[THE PROBLEM]
Identify all lines in the data containing the string "Insurance". Copy them out.

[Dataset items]
>> START

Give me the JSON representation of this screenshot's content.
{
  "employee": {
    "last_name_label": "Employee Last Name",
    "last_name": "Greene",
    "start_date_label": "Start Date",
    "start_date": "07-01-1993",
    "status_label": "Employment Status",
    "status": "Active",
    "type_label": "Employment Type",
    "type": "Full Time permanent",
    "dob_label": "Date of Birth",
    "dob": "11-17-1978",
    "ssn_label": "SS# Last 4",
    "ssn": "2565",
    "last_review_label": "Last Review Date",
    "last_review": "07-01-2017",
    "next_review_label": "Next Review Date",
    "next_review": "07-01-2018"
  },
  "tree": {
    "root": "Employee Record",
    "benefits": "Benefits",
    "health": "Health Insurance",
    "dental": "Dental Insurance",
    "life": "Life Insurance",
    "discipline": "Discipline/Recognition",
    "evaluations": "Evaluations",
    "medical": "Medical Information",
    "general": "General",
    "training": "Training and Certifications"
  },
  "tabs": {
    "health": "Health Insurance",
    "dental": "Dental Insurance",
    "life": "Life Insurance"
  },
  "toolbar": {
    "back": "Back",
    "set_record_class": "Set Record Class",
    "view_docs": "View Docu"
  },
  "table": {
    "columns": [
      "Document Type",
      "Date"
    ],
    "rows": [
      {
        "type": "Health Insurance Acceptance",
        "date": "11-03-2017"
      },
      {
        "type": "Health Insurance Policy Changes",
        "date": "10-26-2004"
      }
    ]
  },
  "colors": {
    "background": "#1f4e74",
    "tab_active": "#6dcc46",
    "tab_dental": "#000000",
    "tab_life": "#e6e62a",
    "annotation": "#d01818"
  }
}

>> END

[REPLY TO THE EXERCISE]
    "health": "Health Insurance",
    "dental": "Dental Insurance",
    "life": "Life Insurance",
    "health": "Health Insurance",
    "dental": "Dental Insurance",
    "life": "Life Insurance"
        "type": "Health Insurance Acceptance",
        "type": "Health Insurance Policy Changes",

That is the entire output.